> _INSTRUCTIONS TO FOLLOW_
Transcribe all the entries word for word, omitting any pictures they contain.
-- Start of RECORD EXCERPTS --
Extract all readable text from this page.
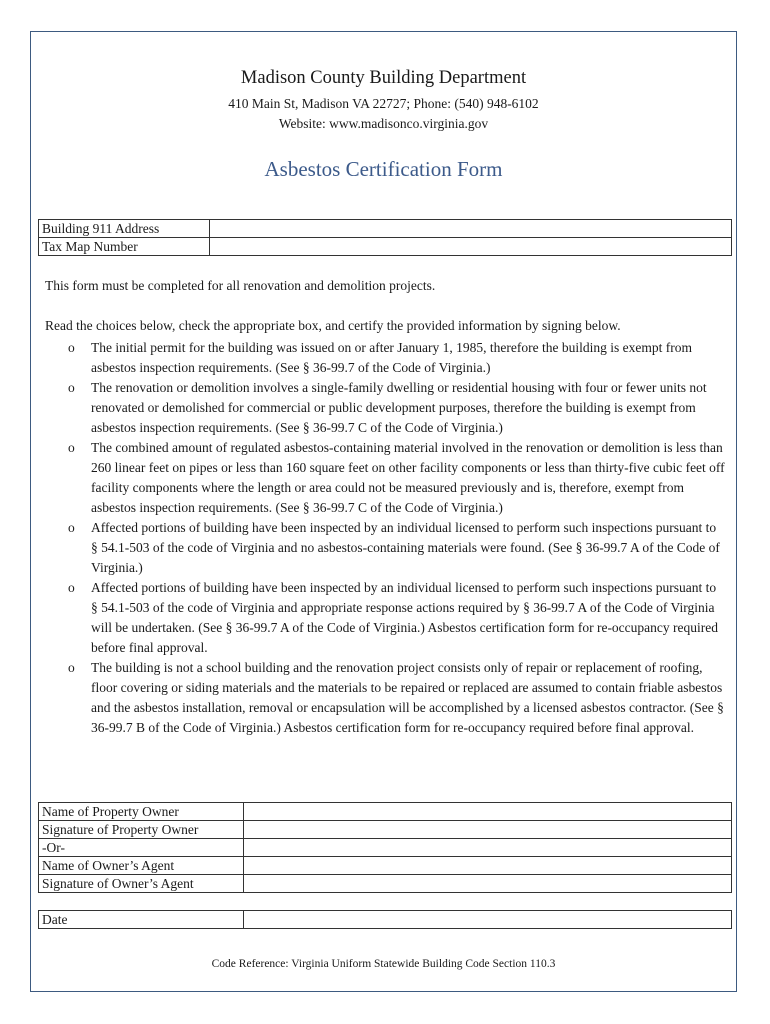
Madison County Building Department
410 Main St, Madison VA 22727; Phone: (540) 948-6102
Website: www.madisonco.virginia.gov
Asbestos Certification Form
Building 911 Address	
Tax Map Number	
This form must be completed for all renovation and demolition projects.
Read the choices below, check the appropriate box, and certify the provided information by signing below.
o The initial permit for the building was issued on or after January 1, 1985, therefore the building is exempt from asbestos inspection requirements. (See § 36-99.7 of the Code of Virginia.)
o The renovation or demolition involves a single-family dwelling or residential housing with four or fewer units not renovated or demolished for commercial or public development purposes, therefore the building is exempt from asbestos inspection requirements. (See § 36-99.7 C of the Code of Virginia.)
o The combined amount of regulated asbestos-containing material involved in the renovation or demolition is less than 260 linear feet on pipes or less than 160 square feet on other facility components or less than thirty-five cubic feet off facility components where the length or area could not be measured previously and is, therefore, exempt from asbestos inspection requirements. (See § 36-99.7 C of the Code of Virginia.)
o Affected portions of building have been inspected by an individual licensed to perform such inspections pursuant to § 54.1-503 of the code of Virginia and no asbestos-containing materials were found. (See § 36-99.7 A of the Code of Virginia.)
o Affected portions of building have been inspected by an individual licensed to perform such inspections pursuant to § 54.1-503 of the code of Virginia and appropriate response actions required by § 36-99.7 A of the Code of Virginia will be undertaken. (See § 36-99.7 A of the Code of Virginia.) Asbestos certification form for re-occupancy required before final approval.
o The building is not a school building and the renovation project consists only of repair or replacement of roofing, floor covering or siding materials and the materials to be repaired or replaced are assumed to contain friable asbestos and the asbestos installation, removal or encapsulation will be accomplished by a licensed asbestos contractor. (See § 36-99.7 B of the Code of Virginia.) Asbestos certification form for re-occupancy required before final approval.
Name of Property Owner	
Signature of Property Owner	
-Or-	
Name of Owner’s Agent	
Signature of Owner’s Agent	

Date	
Code Reference: Virginia Uniform Statewide Building Code Section 110.3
-- End of RECORD EXCERPTS --
> _OUTPUT OF THE EXERCISE_
Extract all readable text from this page.
Madison County Building Department
410 Main St, Madison VA 22727; Phone: (540) 948-6102
Website: www.madisonco.virginia.gov
Asbestos Certification Form
Building 911 Address	
Tax Map Number	
This form must be completed for all renovation and demolition projects.
Read the choices below, check the appropriate box, and certify the provided information by signing below.
o The initial permit for the building was issued on or after January 1, 1985, therefore the building is exempt from asbestos inspection requirements. (See § 36-99.7 of the Code of Virginia.)
o The renovation or demolition involves a single-family dwelling or residential housing with four or fewer units not renovated or demolished for commercial or public development purposes, therefore the building is exempt from asbestos inspection requirements. (See § 36-99.7 C of the Code of Virginia.)
o The combined amount of regulated asbestos-containing material involved in the renovation or demolition is less than 260 linear feet on pipes or less than 160 square feet on other facility components or less than thirty-five cubic feet off facility components where the length or area could not be measured previously and is, therefore, exempt from asbestos inspection requirements. (See § 36-99.7 C of the Code of Virginia.)
o Affected portions of building have been inspected by an individual licensed to perform such inspections pursuant to § 54.1-503 of the code of Virginia and no asbestos-containing materials were found. (See § 36-99.7 A of the Code of Virginia.)
o Affected portions of building have been inspected by an individual licensed to perform such inspections pursuant to § 54.1-503 of the code of Virginia and appropriate response actions required by § 36-99.7 A of the Code of Virginia will be undertaken. (See § 36-99.7 A of the Code of Virginia.) Asbestos certification form for re-occupancy required before final approval.
o The building is not a school building and the renovation project consists only of repair or replacement of roofing, floor covering or siding materials and the materials to be repaired or replaced are assumed to contain friable asbestos and the asbestos installation, removal or encapsulation will be accomplished by a licensed asbestos contractor. (See § 36-99.7 B of the Code of Virginia.) Asbestos certification form for re-occupancy required before final approval.
Name of Property Owner	
Signature of Property Owner	
-Or-	
Name of Owner’s Agent	
Signature of Owner’s Agent	

Date	
Code Reference: Virginia Uniform Statewide Building Code Section 110.3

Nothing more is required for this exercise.